— Start RECORDS PROVIDED —

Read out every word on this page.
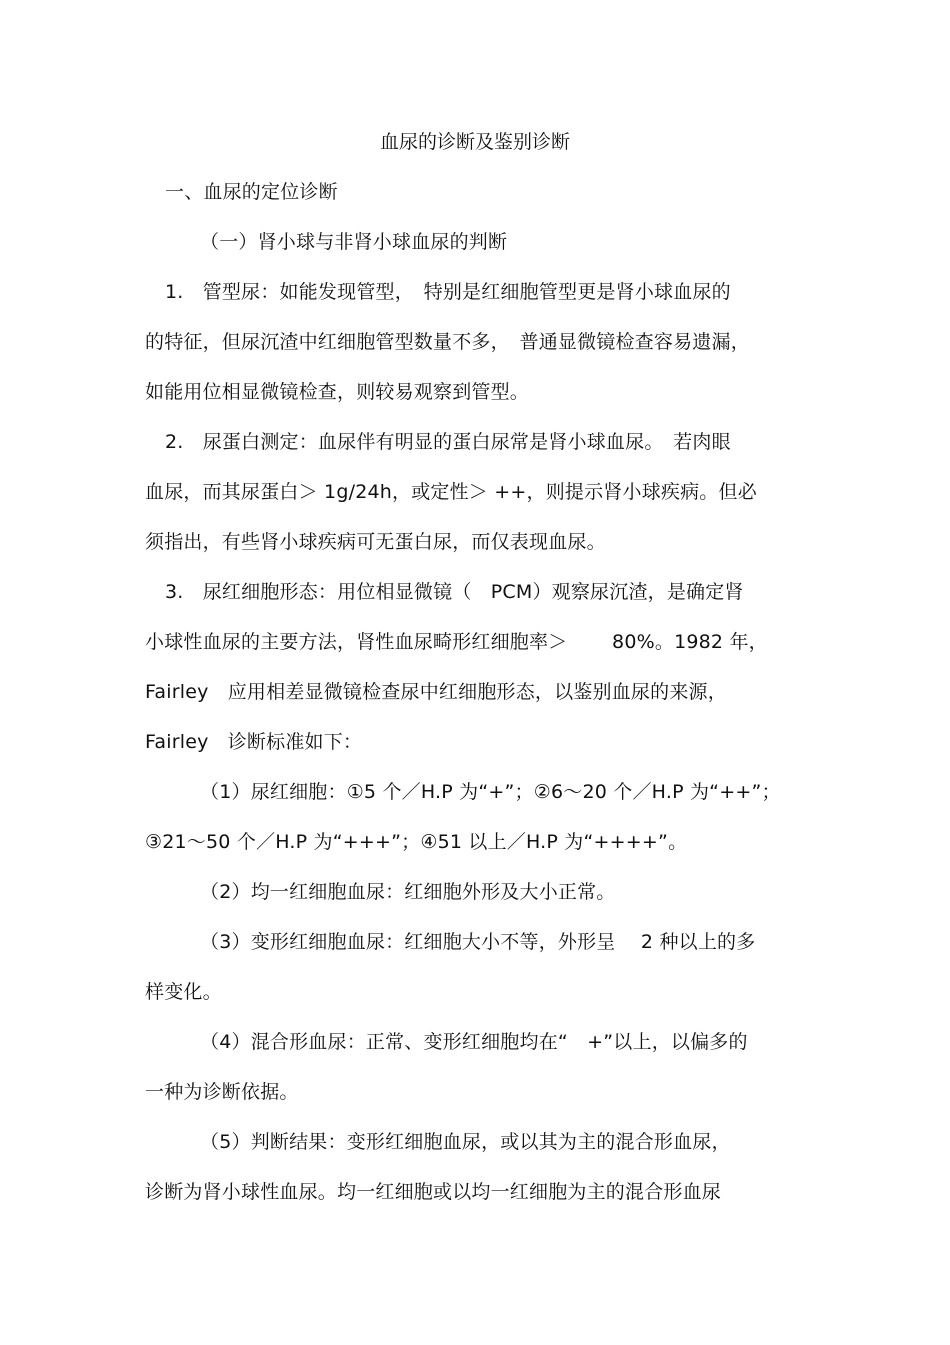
血尿的诊断及鉴别诊断
一、血尿的定位诊断
（一）肾小球与非肾小球血尿的判断
1.　管型尿：如能发现管型，　特别是红细胞管型更是肾小球血尿的
的特征，但尿沉渣中红细胞管型数量不多，　普通显微镜检查容易遗漏，
如能用位相显微镜检查，则较易观察到管型。
2.　尿蛋白测定：血尿伴有明显的蛋白尿常是肾小球血尿。　若肉眼
血尿，而其尿蛋白＞ 1g/24h，或定性＞ ++，则提示肾小球疾病。但必
须指出，有些肾小球疾病可无蛋白尿，而仅表现血尿。
3.　尿红细胞形态：用位相显微镜（　PCM）观察尿沉渣，是确定肾
小球性血尿的主要方法，肾性血尿畸形红细胞率＞　　 80%。1982 年，
Fairley　应用相差显微镜检查尿中红细胞形态，以鉴别血尿的来源，
Fairley　诊断标准如下：
（1）尿红细胞：①5 个／H.P 为“+”；②6～20 个／H.P 为“++”；
③21～50 个／H.P 为“+++”；④51 以上／H.P 为“++++”。
（2）均一红细胞血尿：红细胞外形及大小正常。
（3）变形红细胞血尿：红细胞大小不等，外形呈　 2 种以上的多
样变化。
（4）混合形血尿：正常、变形红细胞均在“　+”以上，以偏多的
一种为诊断依据。
（5）判断结果：变形红细胞血尿，或以其为主的混合形血尿，
诊断为肾小球性血尿。均一红细胞或以均一红细胞为主的混合形血尿
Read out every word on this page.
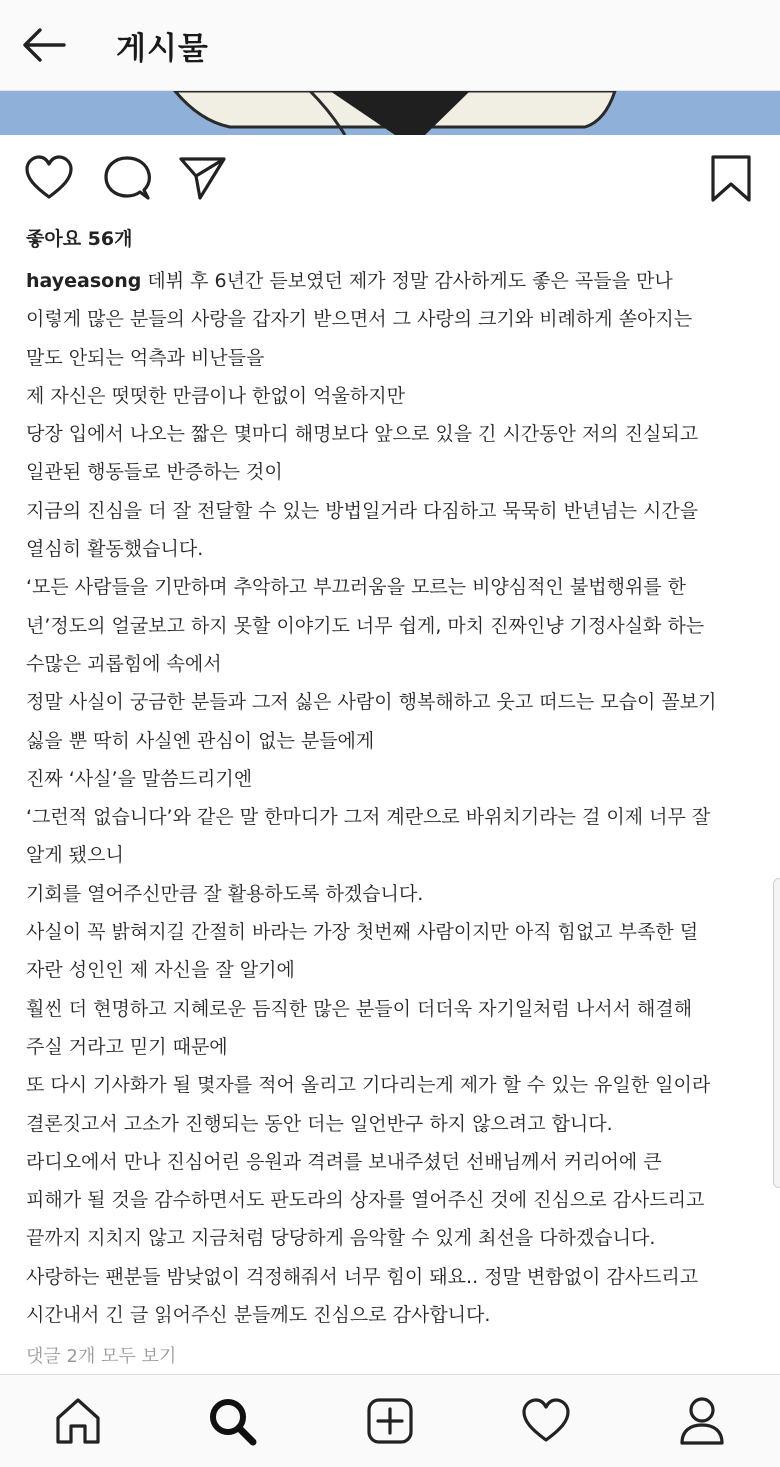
게시물
좋아요 56개
hayeasong 데뷔 후 6년간 듣보였던 제가 정말 감사하게도 좋은 곡들을 만나
이렇게 많은 분들의 사랑을 갑자기 받으면서 그 사랑의 크기와 비례하게 쏟아지는
말도 안되는 억측과 비난들을
제 자신은 떳떳한 만큼이나 한없이 억울하지만
당장 입에서 나오는 짧은 몇마디 해명보다 앞으로 있을 긴 시간동안 저의 진실되고
일관된 행동들로 반증하는 것이
지금의 진심을 더 잘 전달할 수 있는 방법일거라 다짐하고 묵묵히 반년넘는 시간을
열심히 활동했습니다.
‘모든 사람들을 기만하며 추악하고 부끄러움을 모르는 비양심적인 불법행위를 한
년’정도의 얼굴보고 하지 못할 이야기도 너무 쉽게, 마치 진짜인냥 기정사실화 하는
수많은 괴롭힘에 속에서
정말 사실이 궁금한 분들과 그저 싫은 사람이 행복해하고 웃고 떠드는 모습이 꼴보기
싫을 뿐 딱히 사실엔 관심이 없는 분들에게
진짜 ‘사실’을 말씀드리기엔
‘그런적 없습니다’와 같은 말 한마디가 그저 계란으로 바위치기라는 걸 이제 너무 잘
알게 됐으니
기회를 열어주신만큼 잘 활용하도록 하겠습니다.
사실이 꼭 밝혀지길 간절히 바라는 가장 첫번째 사람이지만 아직 힘없고 부족한 덜
자란 성인인 제 자신을 잘 알기에
훨씬 더 현명하고 지혜로운 듬직한 많은 분들이 더더욱 자기일처럼 나서서 해결해
주실 거라고 믿기 때문에
또 다시 기사화가 될 몇자를 적어 올리고 기다리는게 제가 할 수 있는 유일한 일이라
결론짓고서 고소가 진행되는 동안 더는 일언반구 하지 않으려고 합니다.
라디오에서 만나 진심어린 응원과 격려를 보내주셨던 선배님께서 커리어에 큰
피해가 될 것을 감수하면서도 판도라의 상자를 열어주신 것에 진심으로 감사드리고
끝까지 지치지 않고 지금처럼 당당하게 음악할 수 있게 최선을 다하겠습니다.
사랑하는 팬분들 밤낮없이 걱정해줘서 너무 힘이 돼요.. 정말 변함없이 감사드리고
시간내서 긴 글 읽어주신 분들께도 진심으로 감사합니다.
댓글 2개 모두 보기
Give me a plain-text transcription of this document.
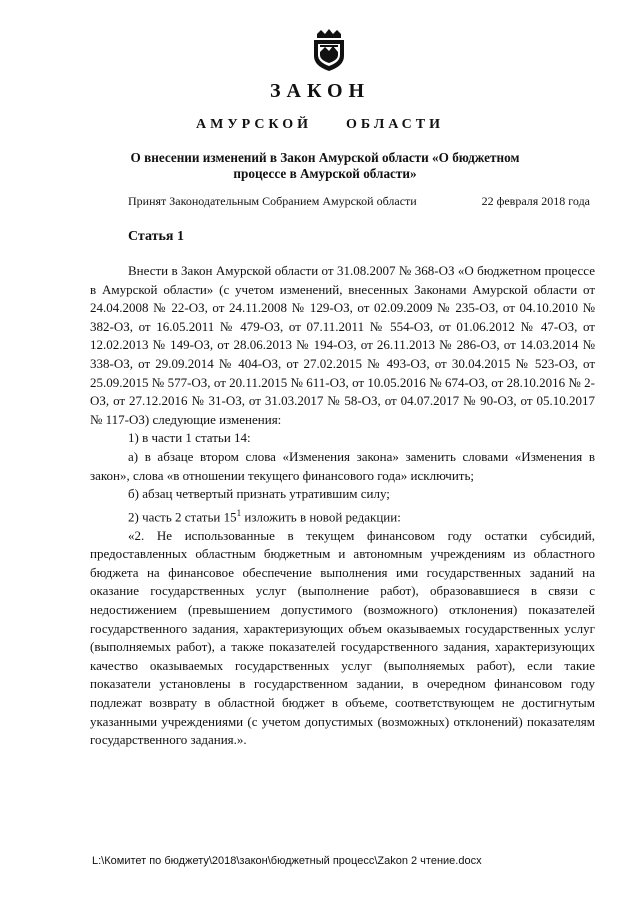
ЗАКОН
АМУРСКОЙ ОБЛАСТИ
О внесении изменений в Закон Амурской области «О бюджетном
процессе в Амурской области»
Принят Законодательным Собранием Амурской области	22 февраля 2018 года
Статья 1

Внести в Закон Амурской области от 31.08.2007 № 368-ОЗ «О бюджетном процессе в Амурской области» (с учетом изменений, внесенных Законами Амурской области от 24.04.2008 № 22-ОЗ, от 24.11.2008 № 129-ОЗ, от 02.09.2009 № 235-ОЗ, от 04.10.2010 № 382-ОЗ, от 16.05.2011 № 479-ОЗ, от 07.11.2011 № 554-ОЗ, от 01.06.2012 № 47-ОЗ, от 12.02.2013 № 149-ОЗ, от 28.06.2013 № 194-ОЗ, от 26.11.2013 № 286-ОЗ, от 14.03.2014 № 338-ОЗ, от 29.09.2014 № 404-ОЗ, от 27.02.2015 № 493-ОЗ, от 30.04.2015 № 523-ОЗ, от 25.09.2015 № 577-ОЗ, от 20.11.2015 № 611-ОЗ, от 10.05.2016 № 674-ОЗ, от 28.10.2016 № 2-ОЗ, от 27.12.2016 № 31-ОЗ, от 31.03.2017 № 58-ОЗ, от 04.07.2017 № 90-ОЗ, от 05.10.2017 № 117-ОЗ) следующие изменения:

1) в части 1 статьи 14:

а) в абзаце втором слова «Изменения закона» заменить словами «Изменения в закон», слова «в отношении текущего финансового года» исключить;

б) абзац четвертый признать утратившим силу;

2) часть 2 статьи $15^1$ изложить в новой редакции:

«2. Не использованные в текущем финансовом году остатки субсидий, предоставленных областным бюджетным и автономным учреждениям из областного бюджета на финансовое обеспечение выполнения ими государственных заданий на оказание государственных услуг (выполнение работ), образовавшиеся в связи с недостижением (превышением допустимого (возможного) отклонения) показателей государственного задания, характеризующих объем оказываемых государственных услуг (выполняемых работ), а также показателей государственного задания, характеризующих качество оказываемых государственных услуг (выполняемых работ), если такие показатели установлены в государственном задании, в очередном финансовом году подлежат возврату в областной бюджет в объеме, соответствующем не достигнутым указанными учреждениями (с учетом допустимых (возможных) отклонений) показателям государственного задания.».

L:\Комитет по бюджету\2018\закон\бюджетный процесс\Zakon 2 чтение.docx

— End RECORDS PROVIDED —

* [THE REQUEST] Leave out the pictures and print each record exactly as it stands.

* [RIGHT ANSWER]
Read out every word on this page.
血尿的诊断及鉴别诊断
一、血尿的定位诊断
（一）肾小球与非肾小球血尿的判断
1.　管型尿：如能发现管型，　特别是红细胞管型更是肾小球血尿的
的特征，但尿沉渣中红细胞管型数量不多，　普通显微镜检查容易遗漏，
如能用位相显微镜检查，则较易观察到管型。
2.　尿蛋白测定：血尿伴有明显的蛋白尿常是肾小球血尿。　若肉眼
血尿，而其尿蛋白＞ 1g/24h，或定性＞ ++，则提示肾小球疾病。但必
须指出，有些肾小球疾病可无蛋白尿，而仅表现血尿。
3.　尿红细胞形态：用位相显微镜（　PCM）观察尿沉渣，是确定肾
小球性血尿的主要方法，肾性血尿畸形红细胞率＞　　 80%。1982 年，
Fairley　应用相差显微镜检查尿中红细胞形态，以鉴别血尿的来源，
Fairley　诊断标准如下：
（1）尿红细胞：①5 个／H.P 为“+”；②6～20 个／H.P 为“++”；
③21～50 个／H.P 为“+++”；④51 以上／H.P 为“++++”。
（2）均一红细胞血尿：红细胞外形及大小正常。
（3）变形红细胞血尿：红细胞大小不等，外形呈　 2 种以上的多
样变化。
（4）混合形血尿：正常、变形红细胞均在“　+”以上，以偏多的
一种为诊断依据。
（5）判断结果：变形红细胞血尿，或以其为主的混合形血尿，
诊断为肾小球性血尿。均一红细胞或以均一红细胞为主的混合形血尿
Read out every word on this page.
게시물
좋아요 56개
hayeasong 데뷔 후 6년간 듣보였던 제가 정말 감사하게도 좋은 곡들을 만나
이렇게 많은 분들의 사랑을 갑자기 받으면서 그 사랑의 크기와 비례하게 쏟아지는
말도 안되는 억측과 비난들을
제 자신은 떳떳한 만큼이나 한없이 억울하지만
당장 입에서 나오는 짧은 몇마디 해명보다 앞으로 있을 긴 시간동안 저의 진실되고
일관된 행동들로 반증하는 것이
지금의 진심을 더 잘 전달할 수 있는 방법일거라 다짐하고 묵묵히 반년넘는 시간을
열심히 활동했습니다.
‘모든 사람들을 기만하며 추악하고 부끄러움을 모르는 비양심적인 불법행위를 한
년’정도의 얼굴보고 하지 못할 이야기도 너무 쉽게, 마치 진짜인냥 기정사실화 하는
수많은 괴롭힘에 속에서
정말 사실이 궁금한 분들과 그저 싫은 사람이 행복해하고 웃고 떠드는 모습이 꼴보기
싫을 뿐 딱히 사실엔 관심이 없는 분들에게
진짜 ‘사실’을 말씀드리기엔
‘그런적 없습니다’와 같은 말 한마디가 그저 계란으로 바위치기라는 걸 이제 너무 잘
알게 됐으니
기회를 열어주신만큼 잘 활용하도록 하겠습니다.
사실이 꼭 밝혀지길 간절히 바라는 가장 첫번째 사람이지만 아직 힘없고 부족한 덜
자란 성인인 제 자신을 잘 알기에
훨씬 더 현명하고 지혜로운 듬직한 많은 분들이 더더욱 자기일처럼 나서서 해결해
주실 거라고 믿기 때문에
또 다시 기사화가 될 몇자를 적어 올리고 기다리는게 제가 할 수 있는 유일한 일이라
결론짓고서 고소가 진행되는 동안 더는 일언반구 하지 않으려고 합니다.
라디오에서 만나 진심어린 응원과 격려를 보내주셨던 선배님께서 커리어에 큰
피해가 될 것을 감수하면서도 판도라의 상자를 열어주신 것에 진심으로 감사드리고
끝까지 지치지 않고 지금처럼 당당하게 음악할 수 있게 최선을 다하겠습니다.
사랑하는 팬분들 밤낮없이 걱정해줘서 너무 힘이 돼요.. 정말 변함없이 감사드리고
시간내서 긴 글 읽어주신 분들께도 진심으로 감사합니다.
댓글 2개 모두 보기
Give me a plain-text transcription of this document.
ЗАКОН
АМУРСКОЙ ОБЛАСТИ
О внесении изменений в Закон Амурской области «О бюджетном
процессе в Амурской области»
Принят Законодательным Собранием Амурской области	22 февраля 2018 года
Статья 1

Внести в Закон Амурской области от 31.08.2007 № 368-ОЗ «О бюджетном процессе в Амурской области» (с учетом изменений, внесенных Законами Амурской области от 24.04.2008 № 22-ОЗ, от 24.11.2008 № 129-ОЗ, от 02.09.2009 № 235-ОЗ, от 04.10.2010 № 382-ОЗ, от 16.05.2011 № 479-ОЗ, от 07.11.2011 № 554-ОЗ, от 01.06.2012 № 47-ОЗ, от 12.02.2013 № 149-ОЗ, от 28.06.2013 № 194-ОЗ, от 26.11.2013 № 286-ОЗ, от 14.03.2014 № 338-ОЗ, от 29.09.2014 № 404-ОЗ, от 27.02.2015 № 493-ОЗ, от 30.04.2015 № 523-ОЗ, от 25.09.2015 № 577-ОЗ, от 20.11.2015 № 611-ОЗ, от 10.05.2016 № 674-ОЗ, от 28.10.2016 № 2-ОЗ, от 27.12.2016 № 31-ОЗ, от 31.03.2017 № 58-ОЗ, от 04.07.2017 № 90-ОЗ, от 05.10.2017 № 117-ОЗ) следующие изменения:

1) в части 1 статьи 14:

а) в абзаце втором слова «Изменения закона» заменить словами «Изменения в закон», слова «в отношении текущего финансового года» исключить;

б) абзац четвертый признать утратившим силу;

2) часть 2 статьи $15^1$ изложить в новой редакции:

«2. Не использованные в текущем финансовом году остатки субсидий, предоставленных областным бюджетным и автономным учреждениям из областного бюджета на финансовое обеспечение выполнения ими государственных заданий на оказание государственных услуг (выполнение работ), образовавшиеся в связи с недостижением (превышением допустимого (возможного) отклонения) показателей государственного задания, характеризующих объем оказываемых государственных услуг (выполняемых работ), а также показателей государственного задания, характеризующих качество оказываемых государственных услуг (выполняемых работ), если такие показатели установлены в государственном задании, в очередном финансовом году подлежат возврату в областной бюджет в объеме, соответствующем не достигнутым указанными учреждениями (с учетом допустимых (возможных) отклонений) показателям государственного задания.».

L:\Комитет по бюджету\2018\закон\бюджетный процесс\Zakon 2 чтение.docx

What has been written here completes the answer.